═════ Data for this task ═════

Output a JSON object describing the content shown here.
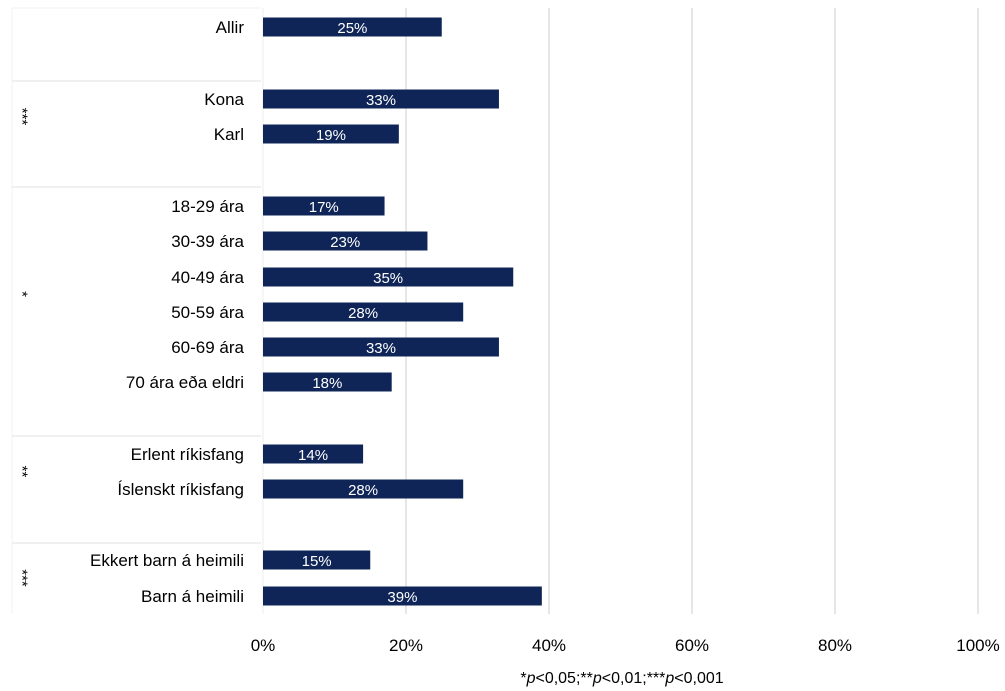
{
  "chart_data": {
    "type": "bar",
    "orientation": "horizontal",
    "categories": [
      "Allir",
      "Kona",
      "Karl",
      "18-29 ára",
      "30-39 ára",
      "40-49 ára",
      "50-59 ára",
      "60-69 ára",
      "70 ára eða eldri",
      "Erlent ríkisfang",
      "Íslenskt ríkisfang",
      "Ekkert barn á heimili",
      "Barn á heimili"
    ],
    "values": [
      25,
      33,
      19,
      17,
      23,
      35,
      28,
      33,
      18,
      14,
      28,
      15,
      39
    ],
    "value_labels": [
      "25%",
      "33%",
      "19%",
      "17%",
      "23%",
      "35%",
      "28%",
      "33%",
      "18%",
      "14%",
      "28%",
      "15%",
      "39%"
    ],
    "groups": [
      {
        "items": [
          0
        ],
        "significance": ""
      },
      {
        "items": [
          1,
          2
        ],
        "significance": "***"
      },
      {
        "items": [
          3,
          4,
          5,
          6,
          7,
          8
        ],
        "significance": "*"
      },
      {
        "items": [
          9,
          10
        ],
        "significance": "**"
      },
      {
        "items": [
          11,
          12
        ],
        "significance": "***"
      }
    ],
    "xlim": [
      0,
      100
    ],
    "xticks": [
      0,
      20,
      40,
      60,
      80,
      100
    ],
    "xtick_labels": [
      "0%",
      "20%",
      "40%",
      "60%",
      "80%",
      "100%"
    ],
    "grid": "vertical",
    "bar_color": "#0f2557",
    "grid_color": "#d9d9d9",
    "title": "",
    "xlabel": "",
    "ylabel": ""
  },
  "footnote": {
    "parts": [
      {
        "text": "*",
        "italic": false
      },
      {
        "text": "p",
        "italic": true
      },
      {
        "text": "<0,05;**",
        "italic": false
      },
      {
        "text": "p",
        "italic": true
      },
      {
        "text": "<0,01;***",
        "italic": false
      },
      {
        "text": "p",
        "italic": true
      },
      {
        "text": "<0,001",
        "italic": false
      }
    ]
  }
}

═════
═════ Data for this task ═════

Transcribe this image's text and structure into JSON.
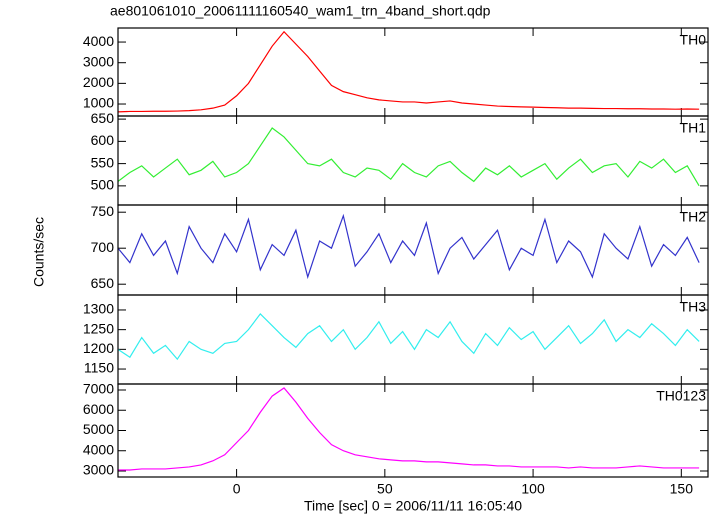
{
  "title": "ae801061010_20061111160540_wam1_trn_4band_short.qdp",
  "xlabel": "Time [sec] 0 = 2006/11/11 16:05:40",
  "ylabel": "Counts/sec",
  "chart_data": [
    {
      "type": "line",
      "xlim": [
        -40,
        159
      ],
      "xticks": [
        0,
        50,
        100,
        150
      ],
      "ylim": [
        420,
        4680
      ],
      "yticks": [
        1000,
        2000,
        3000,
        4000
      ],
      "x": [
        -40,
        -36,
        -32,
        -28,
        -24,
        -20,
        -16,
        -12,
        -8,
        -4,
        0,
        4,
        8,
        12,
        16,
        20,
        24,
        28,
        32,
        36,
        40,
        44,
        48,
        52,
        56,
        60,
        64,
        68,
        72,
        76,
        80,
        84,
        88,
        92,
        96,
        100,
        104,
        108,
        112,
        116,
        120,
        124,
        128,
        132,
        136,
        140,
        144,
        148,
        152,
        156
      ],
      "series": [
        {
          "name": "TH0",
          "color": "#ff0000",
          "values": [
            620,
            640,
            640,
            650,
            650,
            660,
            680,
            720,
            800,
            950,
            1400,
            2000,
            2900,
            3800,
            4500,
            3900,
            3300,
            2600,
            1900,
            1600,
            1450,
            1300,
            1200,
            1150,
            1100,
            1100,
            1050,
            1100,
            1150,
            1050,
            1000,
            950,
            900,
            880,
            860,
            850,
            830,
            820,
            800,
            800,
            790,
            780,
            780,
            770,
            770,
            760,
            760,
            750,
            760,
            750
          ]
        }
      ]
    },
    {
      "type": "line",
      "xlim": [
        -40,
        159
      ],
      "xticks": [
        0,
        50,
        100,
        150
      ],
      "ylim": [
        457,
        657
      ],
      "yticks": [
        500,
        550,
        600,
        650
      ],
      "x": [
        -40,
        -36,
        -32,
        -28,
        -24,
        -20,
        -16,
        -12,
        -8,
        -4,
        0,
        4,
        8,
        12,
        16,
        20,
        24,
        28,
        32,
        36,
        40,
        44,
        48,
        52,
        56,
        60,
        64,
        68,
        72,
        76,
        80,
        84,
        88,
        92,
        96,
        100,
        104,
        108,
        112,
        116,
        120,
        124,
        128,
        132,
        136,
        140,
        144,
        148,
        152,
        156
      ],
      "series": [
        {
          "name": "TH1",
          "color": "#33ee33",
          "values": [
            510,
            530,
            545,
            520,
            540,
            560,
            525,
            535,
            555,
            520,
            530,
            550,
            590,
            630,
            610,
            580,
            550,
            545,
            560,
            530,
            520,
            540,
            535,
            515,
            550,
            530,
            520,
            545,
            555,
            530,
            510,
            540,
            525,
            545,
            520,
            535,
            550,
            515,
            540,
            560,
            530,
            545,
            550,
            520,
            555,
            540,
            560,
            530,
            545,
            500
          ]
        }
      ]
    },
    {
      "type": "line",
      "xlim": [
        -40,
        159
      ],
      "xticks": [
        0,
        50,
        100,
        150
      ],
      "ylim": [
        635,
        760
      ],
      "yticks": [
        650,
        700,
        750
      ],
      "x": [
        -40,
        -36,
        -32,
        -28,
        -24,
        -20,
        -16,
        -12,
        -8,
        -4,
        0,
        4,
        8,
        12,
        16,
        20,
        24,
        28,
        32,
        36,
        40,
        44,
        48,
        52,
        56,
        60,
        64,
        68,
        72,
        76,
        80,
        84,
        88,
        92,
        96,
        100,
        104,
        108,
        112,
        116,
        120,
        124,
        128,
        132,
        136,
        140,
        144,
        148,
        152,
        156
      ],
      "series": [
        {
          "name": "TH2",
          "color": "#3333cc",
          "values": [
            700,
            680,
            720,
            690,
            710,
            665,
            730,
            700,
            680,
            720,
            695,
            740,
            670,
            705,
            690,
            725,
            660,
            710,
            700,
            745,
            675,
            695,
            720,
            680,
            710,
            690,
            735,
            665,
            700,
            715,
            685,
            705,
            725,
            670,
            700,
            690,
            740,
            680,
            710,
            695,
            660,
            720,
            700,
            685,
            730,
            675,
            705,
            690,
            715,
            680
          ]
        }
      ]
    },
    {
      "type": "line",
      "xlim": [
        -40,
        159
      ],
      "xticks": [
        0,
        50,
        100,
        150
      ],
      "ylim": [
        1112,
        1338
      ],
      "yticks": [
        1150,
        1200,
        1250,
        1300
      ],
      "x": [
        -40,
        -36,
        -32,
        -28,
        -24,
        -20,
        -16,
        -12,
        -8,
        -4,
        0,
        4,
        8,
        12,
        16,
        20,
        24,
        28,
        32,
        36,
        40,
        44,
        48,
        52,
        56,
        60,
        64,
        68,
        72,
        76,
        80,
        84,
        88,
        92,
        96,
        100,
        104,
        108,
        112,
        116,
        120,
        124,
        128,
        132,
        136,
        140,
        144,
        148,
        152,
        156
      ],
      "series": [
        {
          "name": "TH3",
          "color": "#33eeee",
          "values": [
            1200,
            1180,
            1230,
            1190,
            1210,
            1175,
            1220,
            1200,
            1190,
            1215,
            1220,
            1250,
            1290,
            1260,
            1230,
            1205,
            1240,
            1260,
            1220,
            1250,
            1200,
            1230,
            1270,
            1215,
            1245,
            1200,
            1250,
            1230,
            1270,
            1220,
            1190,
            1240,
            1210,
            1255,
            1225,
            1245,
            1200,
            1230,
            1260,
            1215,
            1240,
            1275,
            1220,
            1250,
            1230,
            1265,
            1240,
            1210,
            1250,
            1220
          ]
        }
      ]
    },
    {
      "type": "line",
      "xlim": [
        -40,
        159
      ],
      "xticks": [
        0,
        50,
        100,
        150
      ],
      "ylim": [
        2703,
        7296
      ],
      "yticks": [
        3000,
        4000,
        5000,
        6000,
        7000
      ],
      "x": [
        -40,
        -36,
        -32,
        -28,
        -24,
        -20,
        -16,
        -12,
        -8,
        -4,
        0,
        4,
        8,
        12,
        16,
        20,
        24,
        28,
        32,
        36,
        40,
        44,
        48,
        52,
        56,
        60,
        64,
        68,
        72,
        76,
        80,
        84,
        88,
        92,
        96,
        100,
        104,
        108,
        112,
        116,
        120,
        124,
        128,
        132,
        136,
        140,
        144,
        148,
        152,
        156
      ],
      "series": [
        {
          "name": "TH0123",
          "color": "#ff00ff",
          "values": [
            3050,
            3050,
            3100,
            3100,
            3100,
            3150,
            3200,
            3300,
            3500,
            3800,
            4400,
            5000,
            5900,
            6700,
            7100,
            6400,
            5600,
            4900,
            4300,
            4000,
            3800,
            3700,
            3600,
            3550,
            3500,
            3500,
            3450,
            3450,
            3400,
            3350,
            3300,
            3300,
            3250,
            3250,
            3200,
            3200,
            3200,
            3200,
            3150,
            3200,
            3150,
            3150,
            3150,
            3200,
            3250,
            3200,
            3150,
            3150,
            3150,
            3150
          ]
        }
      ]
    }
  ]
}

═════
═════ Data for this task ═════

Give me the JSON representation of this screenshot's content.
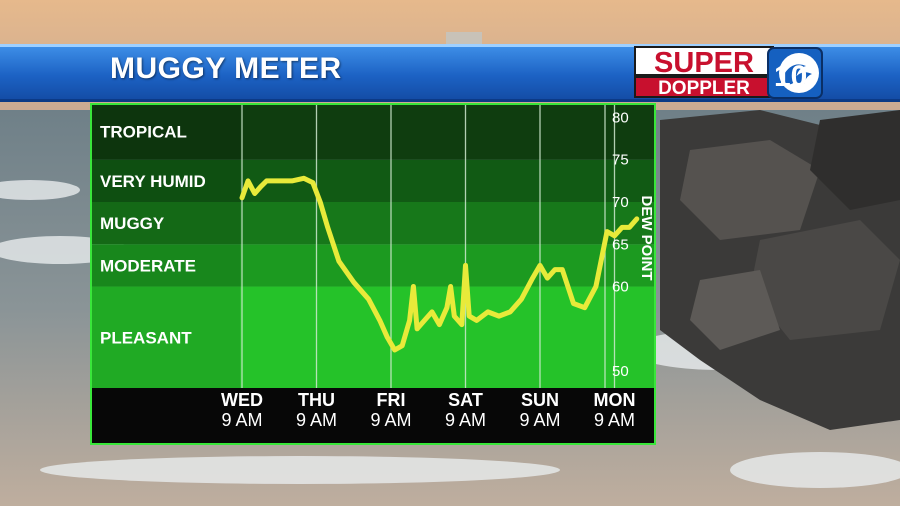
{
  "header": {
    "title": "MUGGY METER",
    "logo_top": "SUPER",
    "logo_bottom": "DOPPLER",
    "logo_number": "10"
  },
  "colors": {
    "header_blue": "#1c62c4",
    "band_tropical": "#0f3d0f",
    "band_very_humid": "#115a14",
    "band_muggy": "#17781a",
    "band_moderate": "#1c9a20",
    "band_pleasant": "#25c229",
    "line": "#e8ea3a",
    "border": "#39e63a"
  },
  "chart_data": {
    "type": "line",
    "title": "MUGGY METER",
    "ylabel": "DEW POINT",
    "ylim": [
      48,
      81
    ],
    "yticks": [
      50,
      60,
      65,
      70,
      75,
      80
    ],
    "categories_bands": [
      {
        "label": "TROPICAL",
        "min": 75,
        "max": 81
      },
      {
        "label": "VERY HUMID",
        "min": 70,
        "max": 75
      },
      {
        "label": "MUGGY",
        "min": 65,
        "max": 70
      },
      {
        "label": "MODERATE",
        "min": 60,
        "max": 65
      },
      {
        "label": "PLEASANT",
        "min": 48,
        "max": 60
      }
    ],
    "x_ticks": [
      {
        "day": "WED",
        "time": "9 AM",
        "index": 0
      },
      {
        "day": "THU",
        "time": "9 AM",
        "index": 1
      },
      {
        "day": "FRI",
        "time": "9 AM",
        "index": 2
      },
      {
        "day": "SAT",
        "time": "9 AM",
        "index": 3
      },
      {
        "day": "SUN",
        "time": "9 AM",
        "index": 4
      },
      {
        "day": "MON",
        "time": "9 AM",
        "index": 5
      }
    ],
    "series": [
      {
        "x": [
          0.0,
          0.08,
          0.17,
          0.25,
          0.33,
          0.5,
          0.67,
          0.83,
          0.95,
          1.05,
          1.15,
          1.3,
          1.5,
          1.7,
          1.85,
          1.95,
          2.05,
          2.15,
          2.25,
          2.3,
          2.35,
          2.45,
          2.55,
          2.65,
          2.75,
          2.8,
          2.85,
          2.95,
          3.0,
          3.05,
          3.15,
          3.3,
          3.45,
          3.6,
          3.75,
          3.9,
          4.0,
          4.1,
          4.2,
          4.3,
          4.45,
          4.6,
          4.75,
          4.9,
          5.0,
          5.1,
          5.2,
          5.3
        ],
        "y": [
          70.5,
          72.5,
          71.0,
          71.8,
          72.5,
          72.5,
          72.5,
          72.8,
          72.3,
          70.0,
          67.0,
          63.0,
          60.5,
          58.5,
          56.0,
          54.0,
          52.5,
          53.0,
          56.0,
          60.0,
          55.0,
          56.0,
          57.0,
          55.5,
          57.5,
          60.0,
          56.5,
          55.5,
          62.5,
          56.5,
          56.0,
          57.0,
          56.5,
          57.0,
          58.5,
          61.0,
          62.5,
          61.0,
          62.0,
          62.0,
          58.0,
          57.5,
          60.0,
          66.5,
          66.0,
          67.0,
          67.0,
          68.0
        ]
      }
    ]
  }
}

═════

> [Task instructions]:
Provide only the number of lines in the records containing the string "content".

> [Result for this exercise]:
2